— Request —
Only the number is wanted: count the lines in the data with "value" in them.

----

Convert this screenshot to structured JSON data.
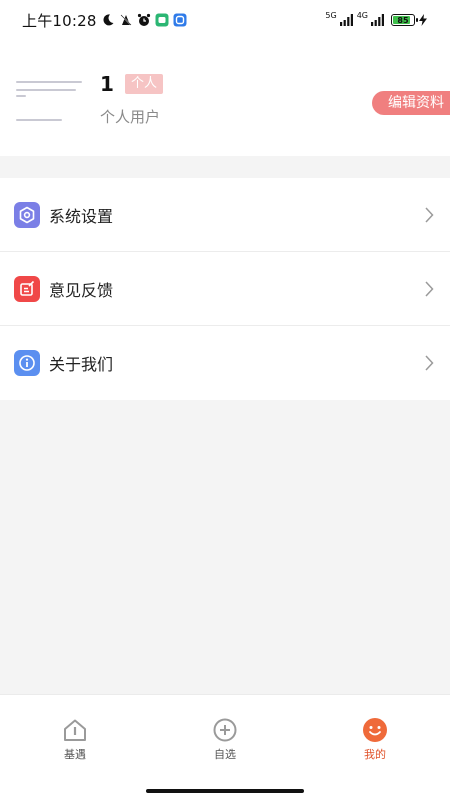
{
  "status_bar": {
    "time": "上午10:28",
    "network_1": "5G",
    "network_2": "4G",
    "battery": "85",
    "icons": [
      "moon-icon",
      "vibrate-icon",
      "alarm-icon",
      "app-icon",
      "app-icon-2",
      "charging-icon"
    ]
  },
  "profile": {
    "number": "1",
    "tag": "个人",
    "type": "个人用户",
    "edit_label": "编辑资料"
  },
  "menu": {
    "items": [
      {
        "label": "系统设置",
        "icon": "settings-icon",
        "color": "#7b7fe6"
      },
      {
        "label": "意见反馈",
        "icon": "feedback-icon",
        "color": "#f04848"
      },
      {
        "label": "关于我们",
        "icon": "info-icon",
        "color": "#5b8ff0"
      }
    ]
  },
  "nav": {
    "items": [
      {
        "label": "基遇",
        "icon": "home-icon"
      },
      {
        "label": "自选",
        "icon": "add-circle-icon"
      },
      {
        "label": "我的",
        "icon": "smiley-icon",
        "active": true
      }
    ]
  },
  "colors": {
    "accent": "#e0522a",
    "edit_button": "#f07f7f",
    "tag": "#f6c4c4"
  }
}
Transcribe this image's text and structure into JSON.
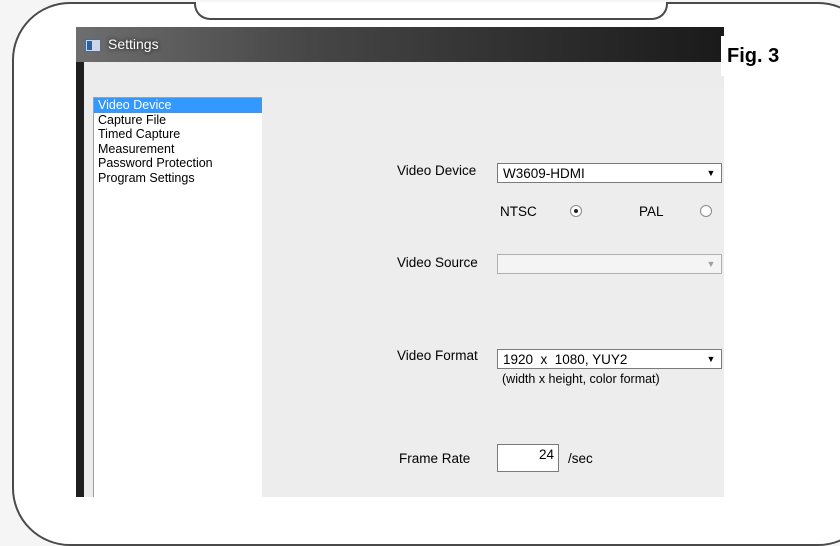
{
  "figure_label": "Fig. 3",
  "window": {
    "title": "Settings"
  },
  "nav": {
    "items": [
      {
        "label": "Video Device",
        "selected": true
      },
      {
        "label": "Capture File",
        "selected": false
      },
      {
        "label": "Timed Capture",
        "selected": false
      },
      {
        "label": "Measurement",
        "selected": false
      },
      {
        "label": "Password Protection",
        "selected": false
      },
      {
        "label": "Program Settings",
        "selected": false
      }
    ]
  },
  "form": {
    "video_device": {
      "label": "Video Device",
      "value": "W3609-HDMI"
    },
    "standard": {
      "ntsc_label": "NTSC",
      "pal_label": "PAL",
      "selected": "NTSC"
    },
    "video_source": {
      "label": "Video Source",
      "value": "",
      "enabled": false
    },
    "video_format": {
      "label": "Video Format",
      "value": "1920  x  1080, YUY2",
      "hint": "(width x height, color format)"
    },
    "frame_rate": {
      "label": "Frame Rate",
      "value": "24",
      "unit": "/sec"
    }
  }
}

----

— Written answer —
4